# ITEMS:
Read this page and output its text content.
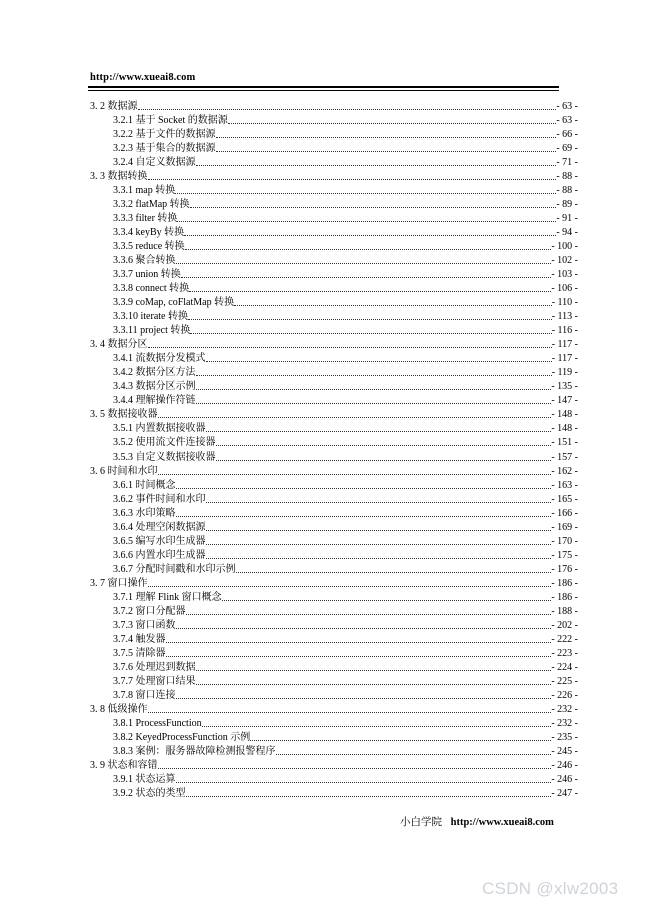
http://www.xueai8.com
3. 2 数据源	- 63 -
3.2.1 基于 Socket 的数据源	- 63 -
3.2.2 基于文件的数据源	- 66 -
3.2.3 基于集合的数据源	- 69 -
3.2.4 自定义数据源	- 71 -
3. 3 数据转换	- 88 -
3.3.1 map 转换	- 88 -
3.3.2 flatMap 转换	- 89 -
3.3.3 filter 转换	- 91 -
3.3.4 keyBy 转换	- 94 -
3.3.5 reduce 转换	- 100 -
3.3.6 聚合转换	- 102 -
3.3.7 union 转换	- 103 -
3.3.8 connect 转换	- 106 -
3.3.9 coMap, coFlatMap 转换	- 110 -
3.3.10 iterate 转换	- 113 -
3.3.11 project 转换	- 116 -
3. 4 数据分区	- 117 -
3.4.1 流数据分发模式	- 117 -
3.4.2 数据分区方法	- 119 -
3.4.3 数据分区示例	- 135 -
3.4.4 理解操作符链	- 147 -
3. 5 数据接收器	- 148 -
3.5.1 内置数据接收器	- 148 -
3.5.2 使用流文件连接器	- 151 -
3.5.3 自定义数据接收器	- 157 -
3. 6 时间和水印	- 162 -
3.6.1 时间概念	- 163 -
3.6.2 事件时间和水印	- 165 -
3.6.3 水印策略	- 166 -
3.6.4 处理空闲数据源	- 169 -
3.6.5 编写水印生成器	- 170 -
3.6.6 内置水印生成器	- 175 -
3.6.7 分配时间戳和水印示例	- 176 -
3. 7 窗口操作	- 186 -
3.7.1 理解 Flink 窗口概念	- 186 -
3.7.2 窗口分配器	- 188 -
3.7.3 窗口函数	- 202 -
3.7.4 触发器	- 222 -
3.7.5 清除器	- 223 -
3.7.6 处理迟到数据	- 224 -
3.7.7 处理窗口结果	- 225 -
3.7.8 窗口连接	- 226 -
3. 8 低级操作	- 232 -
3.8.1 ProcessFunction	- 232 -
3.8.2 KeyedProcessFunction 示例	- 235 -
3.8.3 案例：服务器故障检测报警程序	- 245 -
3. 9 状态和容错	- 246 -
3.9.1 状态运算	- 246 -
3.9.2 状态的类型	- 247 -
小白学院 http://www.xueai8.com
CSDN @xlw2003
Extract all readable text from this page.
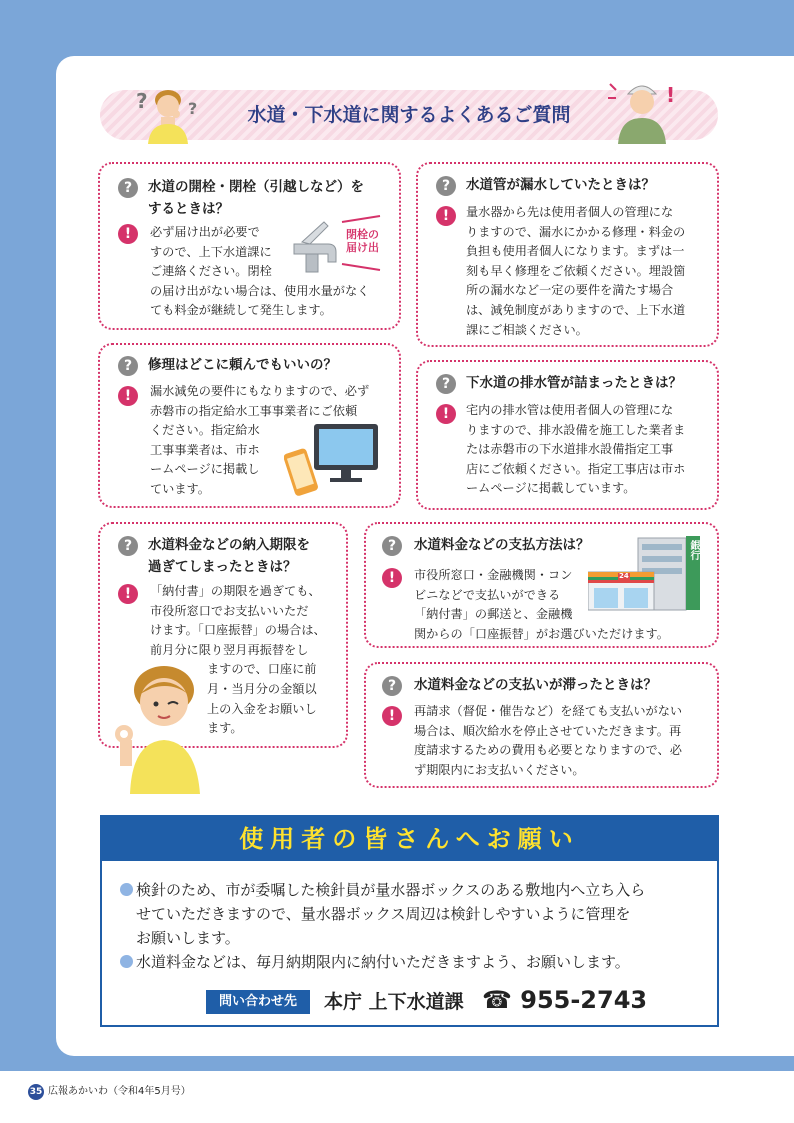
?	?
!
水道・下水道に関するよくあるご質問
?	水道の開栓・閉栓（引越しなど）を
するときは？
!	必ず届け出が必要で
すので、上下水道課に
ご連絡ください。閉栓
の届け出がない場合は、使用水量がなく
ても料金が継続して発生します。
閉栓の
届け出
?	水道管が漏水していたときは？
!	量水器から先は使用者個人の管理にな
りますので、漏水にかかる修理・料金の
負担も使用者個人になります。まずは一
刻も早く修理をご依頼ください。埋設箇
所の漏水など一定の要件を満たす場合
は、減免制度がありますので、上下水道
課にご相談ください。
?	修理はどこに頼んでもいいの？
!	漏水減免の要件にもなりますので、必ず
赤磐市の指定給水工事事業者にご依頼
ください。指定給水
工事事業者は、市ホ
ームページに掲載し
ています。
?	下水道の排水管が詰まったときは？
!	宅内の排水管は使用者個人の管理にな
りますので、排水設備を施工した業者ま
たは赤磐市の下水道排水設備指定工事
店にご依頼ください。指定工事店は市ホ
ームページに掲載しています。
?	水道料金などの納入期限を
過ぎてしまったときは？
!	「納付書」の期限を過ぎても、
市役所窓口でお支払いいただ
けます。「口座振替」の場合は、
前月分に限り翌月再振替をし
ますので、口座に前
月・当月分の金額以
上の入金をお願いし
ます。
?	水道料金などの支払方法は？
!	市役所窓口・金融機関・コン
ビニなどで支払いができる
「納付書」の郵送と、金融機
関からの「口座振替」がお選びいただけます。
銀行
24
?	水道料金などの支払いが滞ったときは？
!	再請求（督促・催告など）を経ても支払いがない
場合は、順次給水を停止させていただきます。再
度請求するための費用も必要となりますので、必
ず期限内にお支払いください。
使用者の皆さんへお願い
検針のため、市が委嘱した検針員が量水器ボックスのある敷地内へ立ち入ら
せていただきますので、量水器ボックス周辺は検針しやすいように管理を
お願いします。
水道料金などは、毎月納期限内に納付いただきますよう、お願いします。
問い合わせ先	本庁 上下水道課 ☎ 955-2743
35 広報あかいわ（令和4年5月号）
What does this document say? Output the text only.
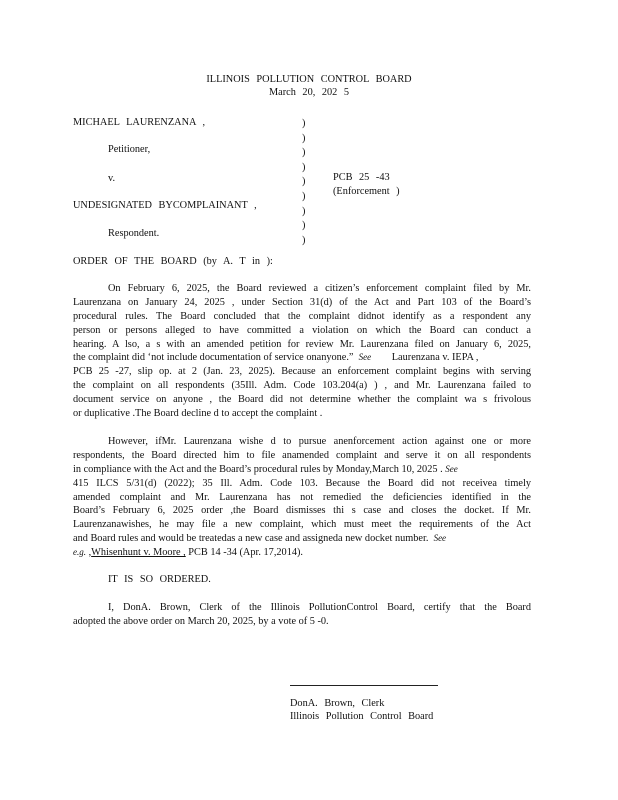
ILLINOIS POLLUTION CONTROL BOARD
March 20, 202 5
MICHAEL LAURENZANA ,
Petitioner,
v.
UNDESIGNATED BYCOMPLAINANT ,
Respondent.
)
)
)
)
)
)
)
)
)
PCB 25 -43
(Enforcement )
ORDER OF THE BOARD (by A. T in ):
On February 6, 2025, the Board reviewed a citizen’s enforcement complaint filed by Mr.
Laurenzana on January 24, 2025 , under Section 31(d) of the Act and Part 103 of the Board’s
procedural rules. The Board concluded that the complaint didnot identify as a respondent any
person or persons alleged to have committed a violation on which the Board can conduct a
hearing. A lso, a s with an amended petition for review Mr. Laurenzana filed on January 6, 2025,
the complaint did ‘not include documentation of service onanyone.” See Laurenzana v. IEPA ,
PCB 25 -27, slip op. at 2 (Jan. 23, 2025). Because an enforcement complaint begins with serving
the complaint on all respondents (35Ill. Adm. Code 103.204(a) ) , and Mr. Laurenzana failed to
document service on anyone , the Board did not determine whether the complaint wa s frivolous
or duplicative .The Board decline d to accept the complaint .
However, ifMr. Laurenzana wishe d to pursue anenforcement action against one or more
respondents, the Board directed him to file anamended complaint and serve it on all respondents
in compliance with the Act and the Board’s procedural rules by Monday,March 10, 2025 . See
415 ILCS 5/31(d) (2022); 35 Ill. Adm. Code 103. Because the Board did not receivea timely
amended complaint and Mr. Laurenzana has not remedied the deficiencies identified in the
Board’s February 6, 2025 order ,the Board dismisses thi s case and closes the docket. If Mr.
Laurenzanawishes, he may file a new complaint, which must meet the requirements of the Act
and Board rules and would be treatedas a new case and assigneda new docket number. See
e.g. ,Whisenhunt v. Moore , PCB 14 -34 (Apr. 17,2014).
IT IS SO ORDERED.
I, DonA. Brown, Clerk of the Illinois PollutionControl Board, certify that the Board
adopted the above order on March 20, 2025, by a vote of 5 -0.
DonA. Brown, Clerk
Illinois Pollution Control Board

# WHAT TO PRODUCE:
Using the listing above, pick out each line that contains the word "complaint", then copy it.

# OUTPUT BELOW:
On February 6, 2025, the Board reviewed a citizen’s enforcement complaint filed by Mr.
procedural rules. The Board concluded that the complaint didnot identify as a respondent any
the complaint did ‘not include documentation of service onanyone.” See Laurenzana v. IEPA ,
PCB 25 -27, slip op. at 2 (Jan. 23, 2025). Because an enforcement complaint begins with serving
the complaint on all respondents (35Ill. Adm. Code 103.204(a) ) , and Mr. Laurenzana failed to
document service on anyone , the Board did not determine whether the complaint wa s frivolous
or duplicative .The Board decline d to accept the complaint .
respondents, the Board directed him to file anamended complaint and serve it on all respondents
amended complaint and Mr. Laurenzana has not remedied the deficiencies identified in the
Laurenzanawishes, he may file a new complaint, which must meet the requirements of the Act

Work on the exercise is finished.